**Description of the task**.
Which lines below hold the word "Precipitation"? Copy all of them.

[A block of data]
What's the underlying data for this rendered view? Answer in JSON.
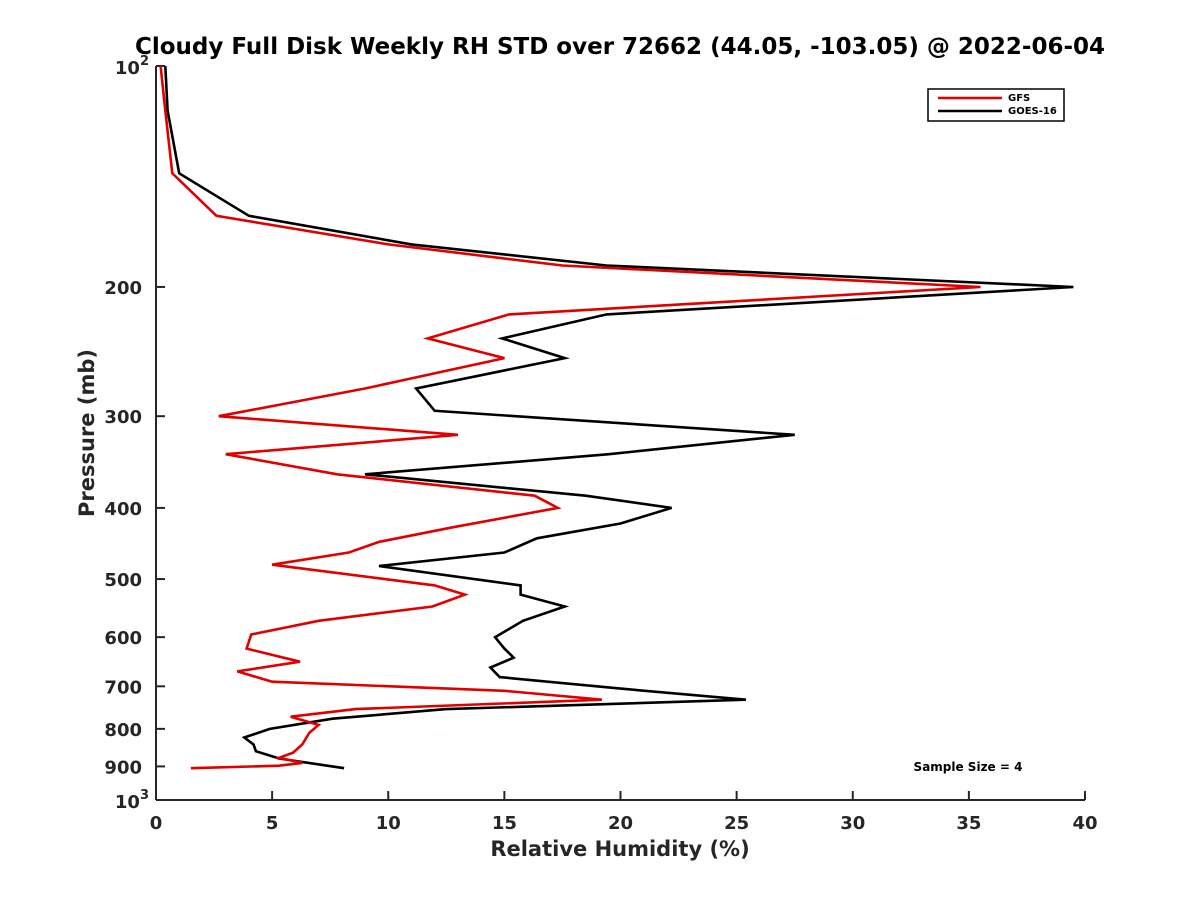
{
  "chart_data": {
    "type": "line",
    "title": "Cloudy Full Disk Weekly RH STD over 72662 (44.05, -103.05) @ 2022-06-04",
    "xlabel": "Relative Humidity (%)",
    "ylabel": "Pressure (mb)",
    "xlim": [
      0,
      40
    ],
    "ylim": [
      1000,
      100
    ],
    "y_scale": "log",
    "y_reversed": true,
    "grid": false,
    "legend_position": "top-right",
    "annotation": "Sample Size = 4",
    "x_ticks": [
      0,
      5,
      10,
      15,
      20,
      25,
      30,
      35,
      40
    ],
    "y_ticks": [
      {
        "value": 100,
        "base": "10",
        "exp": "2"
      },
      {
        "value": 200,
        "label": "200"
      },
      {
        "value": 300,
        "label": "300"
      },
      {
        "value": 400,
        "label": "400"
      },
      {
        "value": 500,
        "label": "500"
      },
      {
        "value": 600,
        "label": "600"
      },
      {
        "value": 700,
        "label": "700"
      },
      {
        "value": 800,
        "label": "800"
      },
      {
        "value": 900,
        "label": "900"
      },
      {
        "value": 1000,
        "base": "10",
        "exp": "3"
      }
    ],
    "series": [
      {
        "name": "GFS",
        "color": "#e00000",
        "points": [
          [
            0.2,
            100
          ],
          [
            0.4,
            115
          ],
          [
            0.7,
            140
          ],
          [
            2.6,
            160
          ],
          [
            10,
            175
          ],
          [
            17.5,
            187
          ],
          [
            35.5,
            200
          ],
          [
            15.2,
            218
          ],
          [
            11.7,
            235
          ],
          [
            15,
            250
          ],
          [
            9,
            275
          ],
          [
            2.7,
            300
          ],
          [
            13,
            318
          ],
          [
            3.0,
            338
          ],
          [
            7.8,
            360
          ],
          [
            16.3,
            385
          ],
          [
            17.3,
            400
          ],
          [
            12.8,
            425
          ],
          [
            9.6,
            445
          ],
          [
            8.3,
            460
          ],
          [
            5.0,
            478
          ],
          [
            12,
            510
          ],
          [
            13.3,
            525
          ],
          [
            11.9,
            545
          ],
          [
            7,
            570
          ],
          [
            4.1,
            595
          ],
          [
            3.9,
            622
          ],
          [
            6.2,
            648
          ],
          [
            3.5,
            668
          ],
          [
            5.0,
            690
          ],
          [
            15,
            710
          ],
          [
            19.2,
            730
          ],
          [
            8.6,
            752
          ],
          [
            5.8,
            770
          ],
          [
            7.0,
            790
          ],
          [
            6.6,
            810
          ],
          [
            6.3,
            840
          ],
          [
            5.9,
            862
          ],
          [
            5.3,
            876
          ],
          [
            6.3,
            890
          ],
          [
            5.3,
            898
          ],
          [
            1.5,
            905
          ]
        ]
      },
      {
        "name": "GOES-16",
        "color": "#000000",
        "points": [
          [
            0.4,
            100
          ],
          [
            0.5,
            115
          ],
          [
            1.0,
            140
          ],
          [
            4.0,
            160
          ],
          [
            11,
            175
          ],
          [
            19.4,
            187
          ],
          [
            39.5,
            200
          ],
          [
            19.4,
            218
          ],
          [
            14.9,
            235
          ],
          [
            17.6,
            250
          ],
          [
            11.2,
            275
          ],
          [
            12.0,
            295
          ],
          [
            27.5,
            318
          ],
          [
            19.5,
            338
          ],
          [
            9.0,
            360
          ],
          [
            18.5,
            385
          ],
          [
            22.2,
            400
          ],
          [
            20.0,
            420
          ],
          [
            16.4,
            440
          ],
          [
            15.0,
            460
          ],
          [
            9.6,
            480
          ],
          [
            15.7,
            510
          ],
          [
            15.7,
            525
          ],
          [
            17.6,
            545
          ],
          [
            15.8,
            570
          ],
          [
            14.6,
            600
          ],
          [
            15.0,
            622
          ],
          [
            15.4,
            640
          ],
          [
            14.4,
            660
          ],
          [
            14.8,
            680
          ],
          [
            20,
            705
          ],
          [
            25.4,
            730
          ],
          [
            12.5,
            752
          ],
          [
            7.6,
            775
          ],
          [
            4.9,
            800
          ],
          [
            3.8,
            822
          ],
          [
            4.2,
            840
          ],
          [
            4.3,
            858
          ],
          [
            5.3,
            878
          ],
          [
            8.1,
            905
          ]
        ]
      }
    ]
  }
}
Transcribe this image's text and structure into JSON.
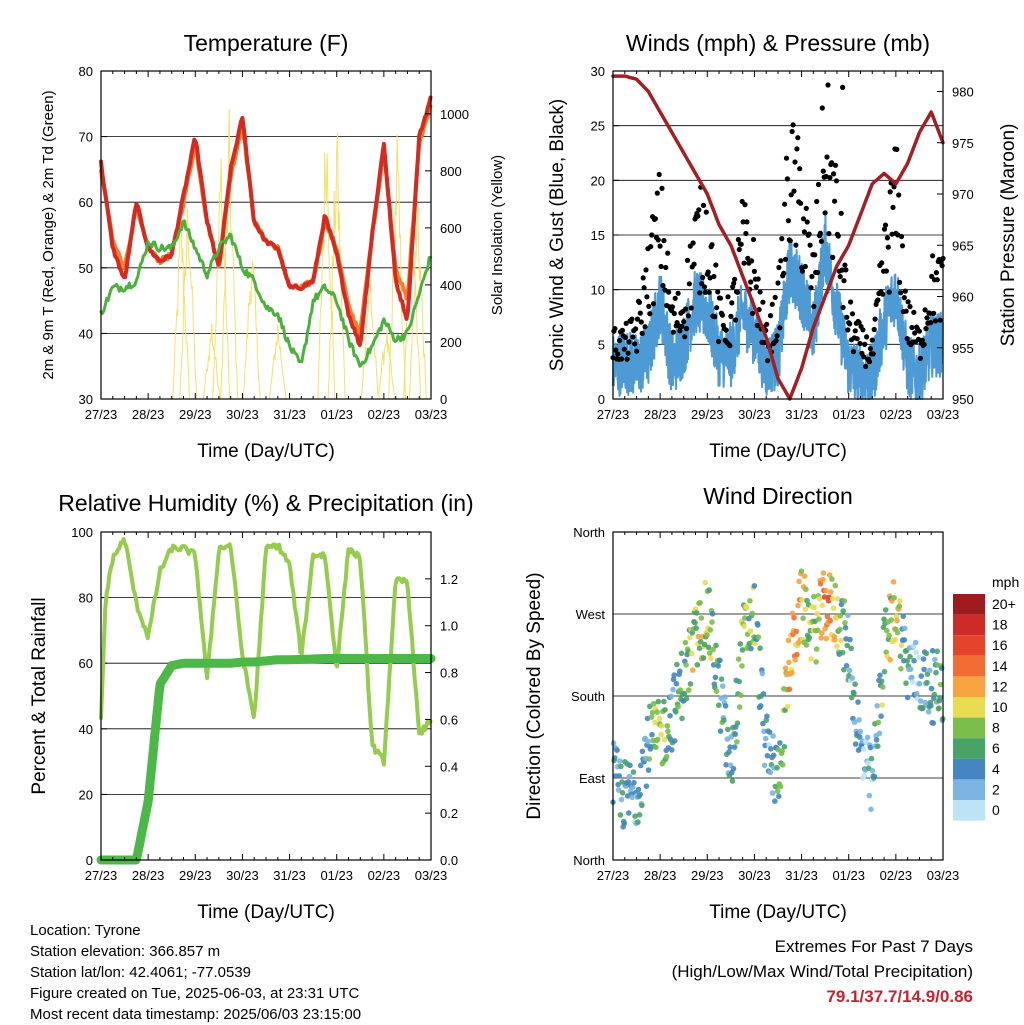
{
  "x_ticks": [
    "27/23",
    "28/23",
    "29/23",
    "30/23",
    "31/23",
    "01/23",
    "02/23",
    "03/23"
  ],
  "x_label": "Time (Day/UTC)",
  "colors": {
    "t2m": "#d42a20",
    "t9m": "#f07e2e",
    "td": "#4daf3c",
    "solar": "#f3e06a",
    "gust": "#000000",
    "wind": "#4d9ad4",
    "pressure": "#a31f24",
    "rh": "#95cc4f",
    "precip": "#4cb848",
    "grid": "#000000"
  },
  "info": {
    "location": "Location: Tyrone",
    "elevation": "Station elevation: 366.857 m",
    "latlon": "Station lat/lon: 42.4061; -77.0539",
    "created": "Figure created on Tue, 2025-06-03, at 23:31 UTC",
    "recent": "Most recent data timestamp: 2025/06/03 23:15:00"
  },
  "extremes": {
    "title": "Extremes For Past 7 Days",
    "subtitle": "(High/Low/Max Wind/Total Precipitation)",
    "values": "79.1/37.7/14.9/0.86"
  },
  "chart_data": [
    {
      "type": "line",
      "title": "Temperature (F)",
      "xlabel": "Time (Day/UTC)",
      "ylabel": "2m & 9m T (Red, Orange) & 2m Td (Green)",
      "ylabel_right": "Solar Insolation (Yellow)",
      "ylim": [
        30,
        80
      ],
      "y_ticks": [
        30,
        40,
        50,
        60,
        70,
        80
      ],
      "ylim_right": [
        0,
        1150
      ],
      "y_ticks_right": [
        0,
        200,
        400,
        600,
        800,
        1000
      ],
      "x": [
        0,
        0.25,
        0.5,
        0.75,
        1,
        1.25,
        1.5,
        1.75,
        2,
        2.25,
        2.5,
        2.75,
        3,
        3.25,
        3.5,
        3.75,
        4,
        4.25,
        4.5,
        4.75,
        5,
        5.25,
        5.5,
        5.75,
        6,
        6.25,
        6.5,
        6.75,
        7
      ],
      "series": [
        {
          "name": "2m T",
          "axis": "left",
          "values": [
            66,
            53,
            48,
            60,
            53,
            51,
            52,
            61,
            70,
            57,
            50,
            65,
            73,
            57,
            54,
            53,
            47,
            47,
            48,
            58,
            52,
            43,
            38,
            55,
            69,
            48,
            42,
            70,
            76
          ]
        },
        {
          "name": "9m T",
          "axis": "left",
          "values": [
            65,
            54,
            50,
            59,
            53,
            51,
            52,
            60,
            69,
            57,
            50,
            64,
            72,
            57,
            54,
            53,
            47,
            47,
            48,
            57,
            53,
            44,
            40,
            55,
            68,
            50,
            45,
            69,
            75
          ]
        },
        {
          "name": "2m Td",
          "axis": "left",
          "values": [
            43,
            47,
            47,
            48,
            54,
            53,
            53,
            57,
            53,
            49,
            53,
            55,
            50,
            48,
            44,
            43,
            38,
            35,
            45,
            47,
            45,
            39,
            35,
            38,
            42,
            39,
            40,
            46,
            52
          ]
        },
        {
          "name": "Solar Insolation",
          "axis": "right",
          "peaks_x": [
            1.7,
            1.85,
            2.35,
            2.55,
            2.72,
            3.2,
            3.75,
            4.78,
            5.0,
            5.7,
            6.05,
            6.28,
            6.6,
            6.72
          ],
          "peaks": [
            720,
            800,
            300,
            960,
            1020,
            610,
            300,
            1130,
            1050,
            510,
            280,
            1000,
            830,
            800
          ]
        }
      ]
    },
    {
      "type": "scatter",
      "title": "Winds (mph) & Pressure (mb)",
      "xlabel": "Time (Day/UTC)",
      "ylabel": "Sonic Wind & Gust (Blue, Black)",
      "ylabel_right": "Station Pressure (Maroon)",
      "ylim": [
        0,
        30
      ],
      "y_ticks": [
        0,
        5,
        10,
        15,
        20,
        25,
        30
      ],
      "ylim_right": [
        950,
        982
      ],
      "y_ticks_right": [
        950,
        955,
        960,
        965,
        970,
        975,
        980
      ],
      "x": [
        0,
        0.25,
        0.5,
        0.75,
        1,
        1.25,
        1.5,
        1.75,
        2,
        2.25,
        2.5,
        2.75,
        3,
        3.25,
        3.5,
        3.75,
        4,
        4.25,
        4.5,
        4.75,
        5,
        5.25,
        5.5,
        5.75,
        6,
        6.25,
        6.5,
        6.75,
        7
      ],
      "series": [
        {
          "name": "Wind",
          "values": [
            3,
            3.5,
            3,
            4,
            9,
            3,
            5,
            9,
            8,
            4,
            4,
            8,
            6,
            3,
            4,
            12,
            10,
            6,
            14,
            8,
            3,
            2,
            2,
            7,
            10,
            3,
            2,
            5,
            5
          ]
        },
        {
          "name": "Gust",
          "values": [
            5,
            5,
            6,
            11,
            16,
            7,
            8,
            14,
            15,
            7,
            7,
            14,
            11,
            5,
            8,
            20,
            17,
            10,
            23,
            16,
            7,
            5,
            4,
            12,
            18,
            7,
            5,
            10,
            10
          ]
        },
        {
          "name": "Pressure",
          "values": [
            981.5,
            981.5,
            981.2,
            980,
            978,
            976,
            974,
            972,
            970,
            967,
            965,
            962,
            959,
            956,
            952,
            950,
            953,
            957,
            960,
            963,
            965,
            968,
            971,
            972,
            971,
            973,
            976,
            978,
            975
          ]
        }
      ],
      "outlier": {
        "x": 4.87,
        "y": 28.5
      }
    },
    {
      "type": "line",
      "title": "Relative Humidity (%) & Precipitation (in)",
      "xlabel": "Time (Day/UTC)",
      "ylabel": "Percent & Total Rainfall",
      "ylim": [
        0,
        100
      ],
      "y_ticks": [
        0,
        20,
        40,
        60,
        80,
        100
      ],
      "ylim_right": [
        0,
        1.4
      ],
      "y_ticks_right": [
        "0.0",
        "0.2",
        "0.4",
        "0.6",
        "0.8",
        "1.0",
        "1.2"
      ],
      "x": [
        0,
        0.1,
        0.25,
        0.5,
        0.75,
        1,
        1.25,
        1.5,
        1.75,
        2,
        2.25,
        2.5,
        2.75,
        3,
        3.25,
        3.5,
        3.75,
        4,
        4.25,
        4.5,
        4.75,
        5,
        5.25,
        5.5,
        5.75,
        6,
        6.25,
        6.5,
        6.75,
        7
      ],
      "series": [
        {
          "name": "RH",
          "values": [
            43,
            80,
            92,
            98,
            78,
            68,
            88,
            95,
            95,
            93,
            55,
            95,
            96,
            62,
            43,
            95,
            96,
            90,
            62,
            93,
            93,
            58,
            95,
            92,
            35,
            30,
            85,
            85,
            38,
            43
          ]
        },
        {
          "name": "Precip",
          "values": [
            0,
            0,
            0,
            0,
            0,
            0.25,
            0.75,
            0.83,
            0.84,
            0.84,
            0.84,
            0.84,
            0.84,
            0.845,
            0.845,
            0.85,
            0.855,
            0.855,
            0.856,
            0.858,
            0.86,
            0.86,
            0.86,
            0.86,
            0.86,
            0.86,
            0.86,
            0.86,
            0.86,
            0.86
          ]
        }
      ]
    },
    {
      "type": "scatter",
      "title": "Wind Direction",
      "xlabel": "Time (Day/UTC)",
      "ylabel": "Direction (Colored By Speed)",
      "y_ticks": [
        "North",
        "East",
        "South",
        "West",
        "North"
      ],
      "ylim": [
        0,
        360
      ],
      "x": [
        0,
        0.25,
        0.5,
        0.75,
        1,
        1.25,
        1.5,
        1.75,
        2,
        2.25,
        2.5,
        2.75,
        3,
        3.25,
        3.5,
        3.75,
        4,
        4.25,
        4.5,
        4.75,
        5,
        5.25,
        5.5,
        5.75,
        6,
        6.25,
        6.5,
        6.75,
        7
      ],
      "series": [
        {
          "name": "Direction",
          "values": [
            90,
            70,
            75,
            130,
            135,
            160,
            200,
            240,
            270,
            190,
            95,
            240,
            270,
            120,
            90,
            220,
            280,
            250,
            280,
            270,
            230,
            120,
            80,
            230,
            280,
            210,
            200,
            190,
            190
          ]
        }
      ],
      "legend": {
        "title": "mph",
        "labels": [
          "20+",
          "18",
          "16",
          "14",
          "12",
          "10",
          "8",
          "6",
          "4",
          "2",
          "0"
        ],
        "colors": [
          "#9e1b1e",
          "#cc2b27",
          "#e5432c",
          "#f26d33",
          "#f7a33f",
          "#e9dc53",
          "#7bbe4b",
          "#47a466",
          "#4586c1",
          "#79b4e2",
          "#bde3f6"
        ]
      }
    }
  ]
}
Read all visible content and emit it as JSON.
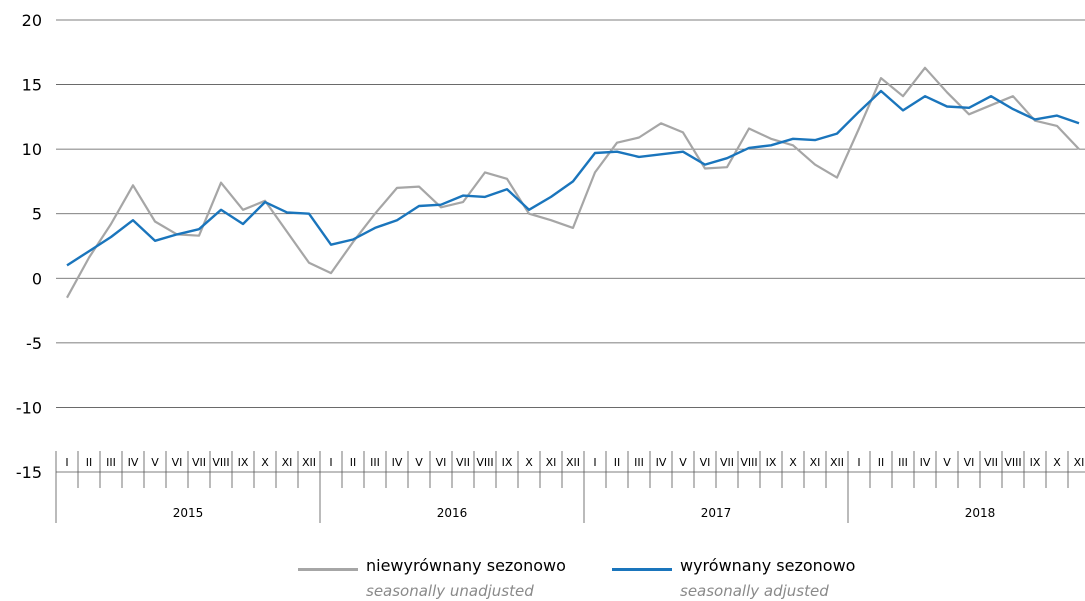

**Complete output**.
    "subtitle": "(High/Low/Max Wind/Total Precipitation)",
      "title": "Relative Humidity (%) & Precipitation (in)",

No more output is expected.